Problem to solve
Extract each record and reproduce it exactly.

[Extracted records]
········
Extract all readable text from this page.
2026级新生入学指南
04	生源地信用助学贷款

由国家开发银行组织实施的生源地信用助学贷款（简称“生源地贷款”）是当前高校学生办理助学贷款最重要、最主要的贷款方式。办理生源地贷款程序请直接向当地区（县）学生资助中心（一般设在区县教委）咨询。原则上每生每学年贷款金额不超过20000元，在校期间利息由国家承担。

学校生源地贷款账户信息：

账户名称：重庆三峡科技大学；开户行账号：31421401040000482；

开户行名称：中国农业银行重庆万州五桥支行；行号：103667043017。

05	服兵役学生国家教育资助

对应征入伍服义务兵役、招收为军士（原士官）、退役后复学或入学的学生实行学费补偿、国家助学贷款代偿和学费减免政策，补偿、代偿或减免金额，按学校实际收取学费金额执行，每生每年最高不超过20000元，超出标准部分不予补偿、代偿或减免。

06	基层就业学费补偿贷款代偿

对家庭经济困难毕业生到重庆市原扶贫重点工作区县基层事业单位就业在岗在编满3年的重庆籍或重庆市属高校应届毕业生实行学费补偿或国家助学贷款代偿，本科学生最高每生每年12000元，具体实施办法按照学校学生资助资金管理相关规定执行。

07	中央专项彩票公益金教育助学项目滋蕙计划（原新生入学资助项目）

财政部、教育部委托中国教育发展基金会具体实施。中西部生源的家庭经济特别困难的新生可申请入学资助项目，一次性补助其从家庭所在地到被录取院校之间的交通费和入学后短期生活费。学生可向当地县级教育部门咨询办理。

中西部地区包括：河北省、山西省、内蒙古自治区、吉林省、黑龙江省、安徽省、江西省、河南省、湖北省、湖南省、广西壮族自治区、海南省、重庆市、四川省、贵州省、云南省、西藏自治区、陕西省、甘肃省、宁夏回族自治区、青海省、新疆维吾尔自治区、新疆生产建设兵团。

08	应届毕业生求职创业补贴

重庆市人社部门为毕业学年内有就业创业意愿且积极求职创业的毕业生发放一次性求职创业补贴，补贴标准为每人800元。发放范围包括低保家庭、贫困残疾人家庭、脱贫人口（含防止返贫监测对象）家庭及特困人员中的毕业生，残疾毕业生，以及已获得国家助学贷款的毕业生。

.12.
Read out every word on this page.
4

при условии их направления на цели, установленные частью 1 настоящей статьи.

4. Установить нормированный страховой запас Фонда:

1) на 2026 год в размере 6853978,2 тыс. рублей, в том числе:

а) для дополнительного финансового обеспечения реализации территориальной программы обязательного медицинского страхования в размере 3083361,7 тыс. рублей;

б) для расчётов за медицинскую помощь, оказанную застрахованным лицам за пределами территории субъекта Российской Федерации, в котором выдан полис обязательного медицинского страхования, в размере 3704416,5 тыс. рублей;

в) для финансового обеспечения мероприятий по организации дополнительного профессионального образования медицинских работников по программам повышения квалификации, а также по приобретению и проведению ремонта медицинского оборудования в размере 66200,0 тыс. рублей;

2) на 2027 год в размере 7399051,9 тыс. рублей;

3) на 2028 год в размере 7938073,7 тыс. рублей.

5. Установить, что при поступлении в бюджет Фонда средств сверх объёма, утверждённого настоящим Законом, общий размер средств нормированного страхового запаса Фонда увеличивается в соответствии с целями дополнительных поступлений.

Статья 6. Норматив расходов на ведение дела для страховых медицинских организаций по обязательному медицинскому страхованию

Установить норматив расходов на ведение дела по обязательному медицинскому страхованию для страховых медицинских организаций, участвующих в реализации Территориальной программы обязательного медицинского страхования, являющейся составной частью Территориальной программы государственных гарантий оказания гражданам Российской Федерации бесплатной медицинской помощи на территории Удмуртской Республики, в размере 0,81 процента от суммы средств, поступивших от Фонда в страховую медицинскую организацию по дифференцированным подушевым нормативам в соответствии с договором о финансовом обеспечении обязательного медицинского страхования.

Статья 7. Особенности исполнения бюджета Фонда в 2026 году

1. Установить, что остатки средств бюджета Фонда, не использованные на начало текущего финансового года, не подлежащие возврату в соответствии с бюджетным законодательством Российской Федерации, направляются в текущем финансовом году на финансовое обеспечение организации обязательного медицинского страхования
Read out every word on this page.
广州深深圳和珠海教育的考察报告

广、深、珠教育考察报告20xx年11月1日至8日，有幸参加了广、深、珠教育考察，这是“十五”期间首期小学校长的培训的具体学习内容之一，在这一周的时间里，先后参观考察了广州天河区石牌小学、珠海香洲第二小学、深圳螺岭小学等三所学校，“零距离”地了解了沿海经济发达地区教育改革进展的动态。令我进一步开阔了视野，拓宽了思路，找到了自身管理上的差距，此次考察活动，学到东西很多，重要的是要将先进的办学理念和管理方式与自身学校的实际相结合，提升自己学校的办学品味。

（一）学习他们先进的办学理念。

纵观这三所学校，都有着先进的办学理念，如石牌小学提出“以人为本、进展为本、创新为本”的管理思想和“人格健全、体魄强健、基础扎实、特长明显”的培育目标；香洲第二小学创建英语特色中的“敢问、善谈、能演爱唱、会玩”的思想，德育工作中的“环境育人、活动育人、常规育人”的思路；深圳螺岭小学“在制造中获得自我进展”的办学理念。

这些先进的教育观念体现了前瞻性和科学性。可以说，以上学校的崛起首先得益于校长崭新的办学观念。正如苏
········
Final result
Extract all readable text from this page.
2026级新生入学指南
04	生源地信用助学贷款

由国家开发银行组织实施的生源地信用助学贷款（简称“生源地贷款”）是当前高校学生办理助学贷款最重要、最主要的贷款方式。办理生源地贷款程序请直接向当地区（县）学生资助中心（一般设在区县教委）咨询。原则上每生每学年贷款金额不超过20000元，在校期间利息由国家承担。

学校生源地贷款账户信息：

账户名称：重庆三峡科技大学；开户行账号：31421401040000482；

开户行名称：中国农业银行重庆万州五桥支行；行号：103667043017。

05	服兵役学生国家教育资助

对应征入伍服义务兵役、招收为军士（原士官）、退役后复学或入学的学生实行学费补偿、国家助学贷款代偿和学费减免政策，补偿、代偿或减免金额，按学校实际收取学费金额执行，每生每年最高不超过20000元，超出标准部分不予补偿、代偿或减免。

06	基层就业学费补偿贷款代偿

对家庭经济困难毕业生到重庆市原扶贫重点工作区县基层事业单位就业在岗在编满3年的重庆籍或重庆市属高校应届毕业生实行学费补偿或国家助学贷款代偿，本科学生最高每生每年12000元，具体实施办法按照学校学生资助资金管理相关规定执行。

07	中央专项彩票公益金教育助学项目滋蕙计划（原新生入学资助项目）

财政部、教育部委托中国教育发展基金会具体实施。中西部生源的家庭经济特别困难的新生可申请入学资助项目，一次性补助其从家庭所在地到被录取院校之间的交通费和入学后短期生活费。学生可向当地县级教育部门咨询办理。

中西部地区包括：河北省、山西省、内蒙古自治区、吉林省、黑龙江省、安徽省、江西省、河南省、湖北省、湖南省、广西壮族自治区、海南省、重庆市、四川省、贵州省、云南省、西藏自治区、陕西省、甘肃省、宁夏回族自治区、青海省、新疆维吾尔自治区、新疆生产建设兵团。

08	应届毕业生求职创业补贴

重庆市人社部门为毕业学年内有就业创业意愿且积极求职创业的毕业生发放一次性求职创业补贴，补贴标准为每人800元。发放范围包括低保家庭、贫困残疾人家庭、脱贫人口（含防止返贫监测对象）家庭及特困人员中的毕业生，残疾毕业生，以及已获得国家助学贷款的毕业生。

.12.
Read out every word on this page.
4

при условии их направления на цели, установленные частью 1 настоящей статьи.

4. Установить нормированный страховой запас Фонда:

1) на 2026 год в размере 6853978,2 тыс. рублей, в том числе:

а) для дополнительного финансового обеспечения реализации территориальной программы обязательного медицинского страхования в размере 3083361,7 тыс. рублей;

б) для расчётов за медицинскую помощь, оказанную застрахованным лицам за пределами территории субъекта Российской Федерации, в котором выдан полис обязательного медицинского страхования, в размере 3704416,5 тыс. рублей;

в) для финансового обеспечения мероприятий по организации дополнительного профессионального образования медицинских работников по программам повышения квалификации, а также по приобретению и проведению ремонта медицинского оборудования в размере 66200,0 тыс. рублей;

2) на 2027 год в размере 7399051,9 тыс. рублей;

3) на 2028 год в размере 7938073,7 тыс. рублей.

5. Установить, что при поступлении в бюджет Фонда средств сверх объёма, утверждённого настоящим Законом, общий размер средств нормированного страхового запаса Фонда увеличивается в соответствии с целями дополнительных поступлений.

Статья 6. Норматив расходов на ведение дела для страховых медицинских организаций по обязательному медицинскому страхованию

Установить норматив расходов на ведение дела по обязательному медицинскому страхованию для страховых медицинских организаций, участвующих в реализации Территориальной программы обязательного медицинского страхования, являющейся составной частью Территориальной программы государственных гарантий оказания гражданам Российской Федерации бесплатной медицинской помощи на территории Удмуртской Республики, в размере 0,81 процента от суммы средств, поступивших от Фонда в страховую медицинскую организацию по дифференцированным подушевым нормативам в соответствии с договором о финансовом обеспечении обязательного медицинского страхования.

Статья 7. Особенности исполнения бюджета Фонда в 2026 году

1. Установить, что остатки средств бюджета Фонда, не использованные на начало текущего финансового года, не подлежащие возврату в соответствии с бюджетным законодательством Российской Федерации, направляются в текущем финансовом году на финансовое обеспечение организации обязательного медицинского страхования
Read out every word on this page.
广州深深圳和珠海教育的考察报告

广、深、珠教育考察报告20xx年11月1日至8日，有幸参加了广、深、珠教育考察，这是“十五”期间首期小学校长的培训的具体学习内容之一，在这一周的时间里，先后参观考察了广州天河区石牌小学、珠海香洲第二小学、深圳螺岭小学等三所学校，“零距离”地了解了沿海经济发达地区教育改革进展的动态。令我进一步开阔了视野，拓宽了思路，找到了自身管理上的差距，此次考察活动，学到东西很多，重要的是要将先进的办学理念和管理方式与自身学校的实际相结合，提升自己学校的办学品味。

（一）学习他们先进的办学理念。

纵观这三所学校，都有着先进的办学理念，如石牌小学提出“以人为本、进展为本、创新为本”的管理思想和“人格健全、体魄强健、基础扎实、特长明显”的培育目标；香洲第二小学创建英语特色中的“敢问、善谈、能演爱唱、会玩”的思想，德育工作中的“环境育人、活动育人、常规育人”的思路；深圳螺岭小学“在制造中获得自我进展”的办学理念。

这些先进的教育观念体现了前瞻性和科学性。可以说，以上学校的崛起首先得益于校长崭新的办学观念。正如苏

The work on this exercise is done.